+++ Input rows +++

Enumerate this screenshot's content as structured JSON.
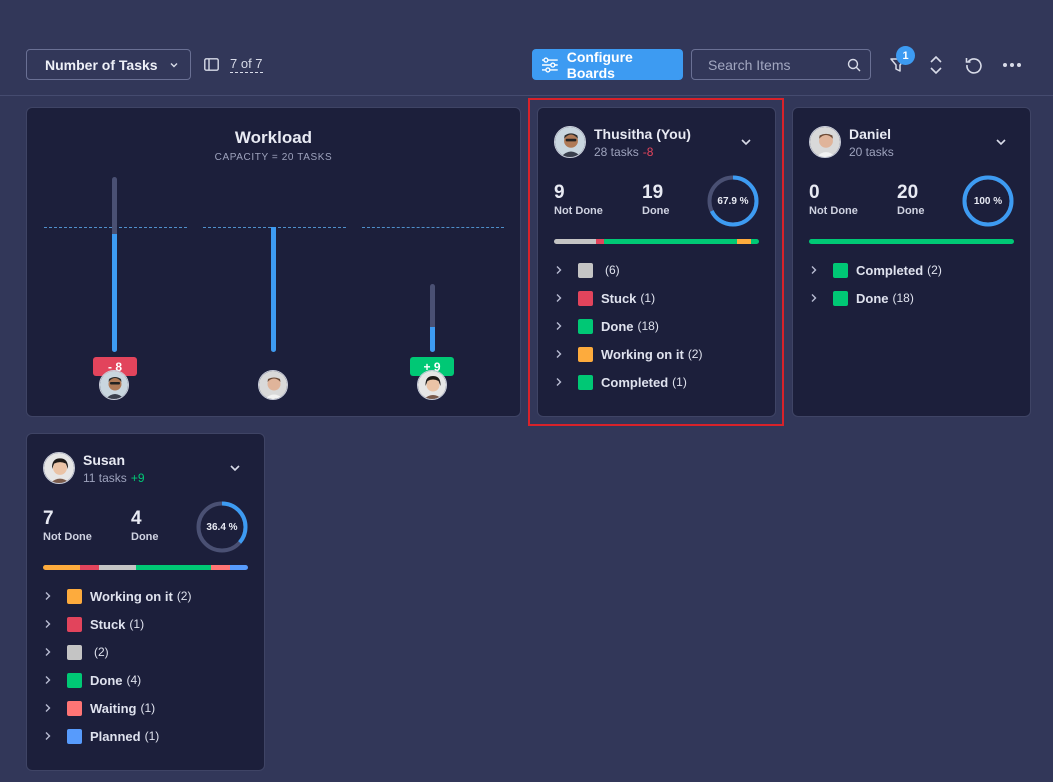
{
  "toolbar": {
    "metric_label": "Number of Tasks",
    "board_count": "7 of 7",
    "configure_label": "Configure Boards",
    "search_placeholder": "Search Items",
    "filter_badge": "1"
  },
  "workload": {
    "title": "Workload",
    "subtitle": "CAPACITY = 20 TASKS",
    "capacity": 20,
    "people": [
      {
        "name": "Thusitha",
        "tasks": 28,
        "delta": "- 8",
        "delta_color": "#e2445c"
      },
      {
        "name": "Daniel",
        "tasks": 20,
        "delta": "",
        "delta_color": ""
      },
      {
        "name": "Susan",
        "tasks": 11,
        "delta": "+ 9",
        "delta_color": "#00c875"
      }
    ]
  },
  "cards": [
    {
      "name": "Thusitha (You)",
      "tasks": "28 tasks",
      "delta": "-8",
      "not_done": "9",
      "not_done_label": "Not Done",
      "done": "19",
      "done_label": "Done",
      "percent_label": "67.9 %",
      "percent": 0.679,
      "statuses": [
        {
          "label": "",
          "count": "(6)",
          "color": "#c4c4c4"
        },
        {
          "label": "Stuck",
          "count": "(1)",
          "color": "#e2445c"
        },
        {
          "label": "Done",
          "count": "(18)",
          "color": "#00c875"
        },
        {
          "label": "Working on it",
          "count": "(2)",
          "color": "#fdab3d"
        },
        {
          "label": "Completed",
          "count": "(1)",
          "color": "#00c875"
        }
      ]
    },
    {
      "name": "Daniel",
      "tasks": "20 tasks",
      "delta": "",
      "not_done": "0",
      "not_done_label": "Not Done",
      "done": "20",
      "done_label": "Done",
      "percent_label": "100 %",
      "percent": 1.0,
      "statuses": [
        {
          "label": "Completed",
          "count": "(2)",
          "color": "#00c875"
        },
        {
          "label": "Done",
          "count": "(18)",
          "color": "#00c875"
        }
      ]
    },
    {
      "name": "Susan",
      "tasks": "11 tasks",
      "delta": "+9",
      "not_done": "7",
      "not_done_label": "Not Done",
      "done": "4",
      "done_label": "Done",
      "percent_label": "36.4 %",
      "percent": 0.364,
      "statuses": [
        {
          "label": "Working on it",
          "count": "(2)",
          "color": "#fdab3d"
        },
        {
          "label": "Stuck",
          "count": "(1)",
          "color": "#e2445c"
        },
        {
          "label": "",
          "count": "(2)",
          "color": "#c4c4c4"
        },
        {
          "label": "Done",
          "count": "(4)",
          "color": "#00c875"
        },
        {
          "label": "Waiting",
          "count": "(1)",
          "color": "#ff7575"
        },
        {
          "label": "Planned",
          "count": "(1)",
          "color": "#579bfc"
        }
      ]
    }
  ],
  "colors": {
    "accent": "#3d9bf2",
    "negative": "#e2445c",
    "positive": "#00c875",
    "highlight": "#d8222a"
  }
}
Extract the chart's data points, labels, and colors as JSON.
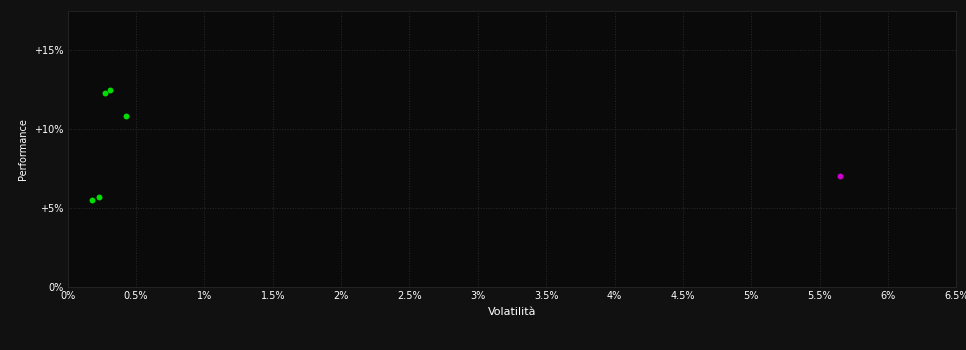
{
  "background_color": "#111111",
  "plot_bg_color": "#0a0a0a",
  "grid_color": "#2a2a2a",
  "text_color": "#ffffff",
  "xlabel": "Volatilità",
  "ylabel": "Performance",
  "xlim": [
    0,
    0.065
  ],
  "ylim": [
    0,
    0.175
  ],
  "xticks": [
    0,
    0.005,
    0.01,
    0.015,
    0.02,
    0.025,
    0.03,
    0.035,
    0.04,
    0.045,
    0.05,
    0.055,
    0.06,
    0.065
  ],
  "yticks": [
    0,
    0.05,
    0.1,
    0.15
  ],
  "green_points": [
    [
      0.0027,
      0.123
    ],
    [
      0.0031,
      0.125
    ],
    [
      0.0043,
      0.108
    ],
    [
      0.0018,
      0.055
    ],
    [
      0.0023,
      0.057
    ]
  ],
  "magenta_points": [
    [
      0.0565,
      0.07
    ]
  ],
  "green_color": "#00dd00",
  "magenta_color": "#cc00cc",
  "marker_size": 18
}
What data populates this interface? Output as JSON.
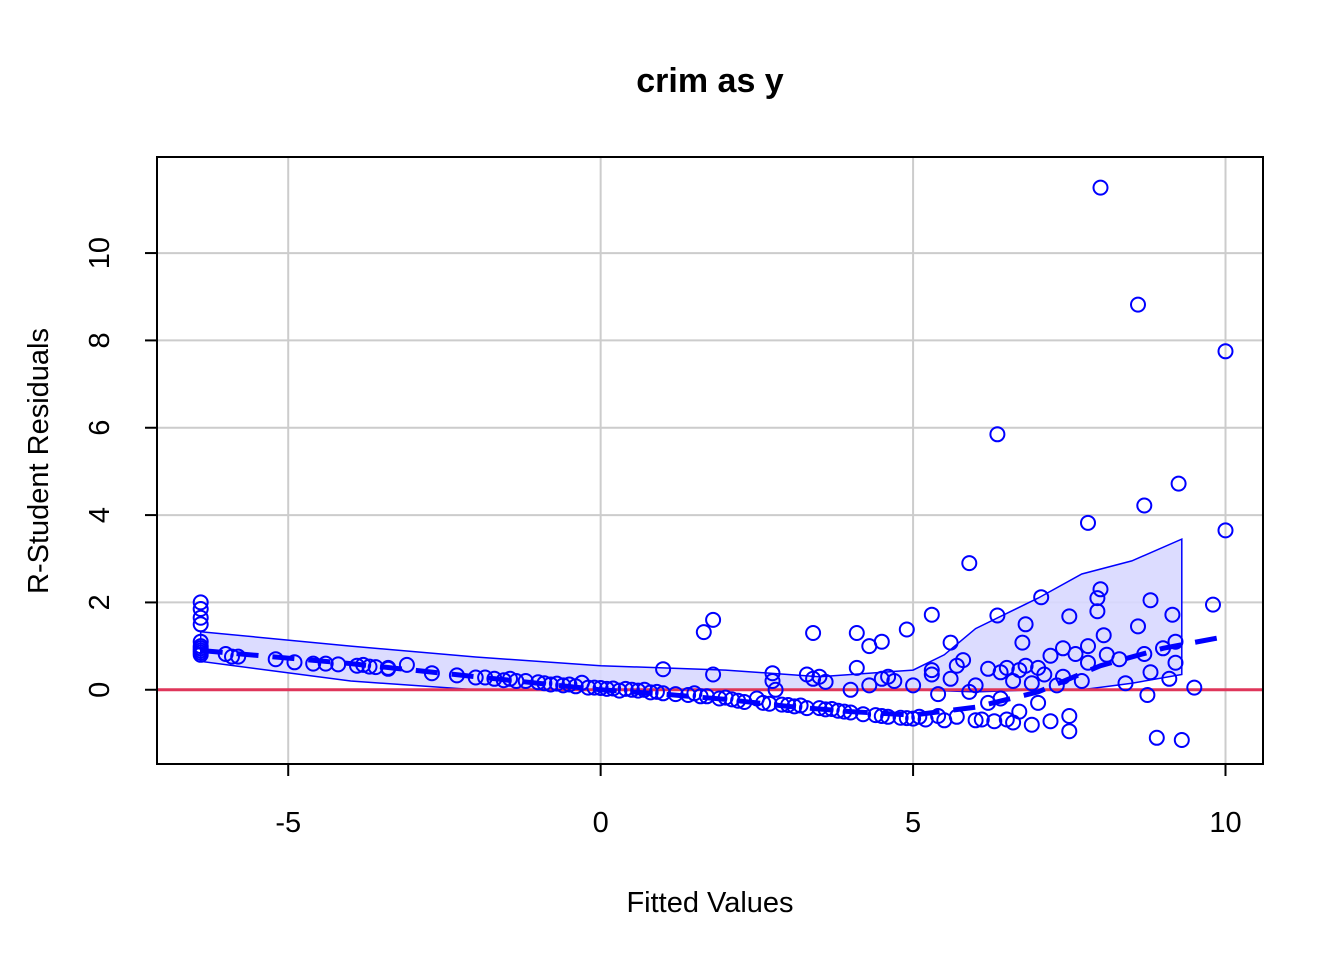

+++

**Task to complete:** Omit the images and transcribe all of the records above word for word.

**Written response:**
Enumerate this screenshot's content as structured JSON.
{
  "toolbar": {
    "metric_label": "Number of Tasks",
    "board_count": "7 of 7",
    "configure_label": "Configure Boards",
    "search_placeholder": "Search Items",
    "filter_badge": "1"
  },
  "workload": {
    "title": "Workload",
    "subtitle": "CAPACITY = 20 TASKS",
    "capacity": 20,
    "people": [
      {
        "name": "Thusitha",
        "tasks": 28,
        "delta": "- 8",
        "delta_color": "#e2445c"
      },
      {
        "name": "Daniel",
        "tasks": 20,
        "delta": "",
        "delta_color": ""
      },
      {
        "name": "Susan",
        "tasks": 11,
        "delta": "+ 9",
        "delta_color": "#00c875"
      }
    ]
  },
  "cards": [
    {
      "name": "Thusitha (You)",
      "tasks": "28 tasks",
      "delta": "-8",
      "not_done": "9",
      "not_done_label": "Not Done",
      "done": "19",
      "done_label": "Done",
      "percent_label": "67.9 %",
      "percent": 0.679,
      "statuses": [
        {
          "label": "",
          "count": "(6)",
          "color": "#c4c4c4"
        },
        {
          "label": "Stuck",
          "count": "(1)",
          "color": "#e2445c"
        },
        {
          "label": "Done",
          "count": "(18)",
          "color": "#00c875"
        },
        {
          "label": "Working on it",
          "count": "(2)",
          "color": "#fdab3d"
        },
        {
          "label": "Completed",
          "count": "(1)",
          "color": "#00c875"
        }
      ]
    },
    {
      "name": "Daniel",
      "tasks": "20 tasks",
      "delta": "",
      "not_done": "0",
      "not_done_label": "Not Done",
      "done": "20",
      "done_label": "Done",
      "percent_label": "100 %",
      "percent": 1.0,
      "statuses": [
        {
          "label": "Completed",
          "count": "(2)",
          "color": "#00c875"
        },
        {
          "label": "Done",
          "count": "(18)",
          "color": "#00c875"
        }
      ]
    },
    {
      "name": "Susan",
      "tasks": "11 tasks",
      "delta": "+9",
      "not_done": "7",
      "not_done_label": "Not Done",
      "done": "4",
      "done_label": "Done",
      "percent_label": "36.4 %",
      "percent": 0.364,
      "statuses": [
        {
          "label": "Working on it",
          "count": "(2)",
          "color": "#fdab3d"
        },
        {
          "label": "Stuck",
          "count": "(1)",
          "color": "#e2445c"
        },
        {
          "label": "",
          "count": "(2)",
          "color": "#c4c4c4"
        },
        {
          "label": "Done",
          "count": "(4)",
          "color": "#00c875"
        },
        {
          "label": "Waiting",
          "count": "(1)",
          "color": "#ff7575"
        },
        {
          "label": "Planned",
          "count": "(1)",
          "color": "#579bfc"
        }
      ]
    }
  ],
  "colors": {
    "accent": "#3d9bf2",
    "negative": "#e2445c",
    "positive": "#00c875",
    "highlight": "#d8222a"
  }
}
Extract the chart's data points, labels, and colors as JSON.
{
  "background_color": "#111111",
  "plot_bg_color": "#0a0a0a",
  "grid_color": "#2a2a2a",
  "text_color": "#ffffff",
  "xlabel": "Volatilità",
  "ylabel": "Performance",
  "xlim": [
    0,
    0.065
  ],
  "ylim": [
    0,
    0.175
  ],
  "xticks": [
    0,
    0.005,
    0.01,
    0.015,
    0.02,
    0.025,
    0.03,
    0.035,
    0.04,
    0.045,
    0.05,
    0.055,
    0.06,
    0.065
  ],
  "yticks": [
    0,
    0.05,
    0.1,
    0.15
  ],
  "green_points": [
    [
      0.0027,
      0.123
    ],
    [
      0.0031,
      0.125
    ],
    [
      0.0043,
      0.108
    ],
    [
      0.0018,
      0.055
    ],
    [
      0.0023,
      0.057
    ]
  ],
  "magenta_points": [
    [
      0.0565,
      0.07
    ]
  ],
  "green_color": "#00dd00",
  "magenta_color": "#cc00cc",
  "marker_size": 18
}
What data populates this interface? Output as JSON.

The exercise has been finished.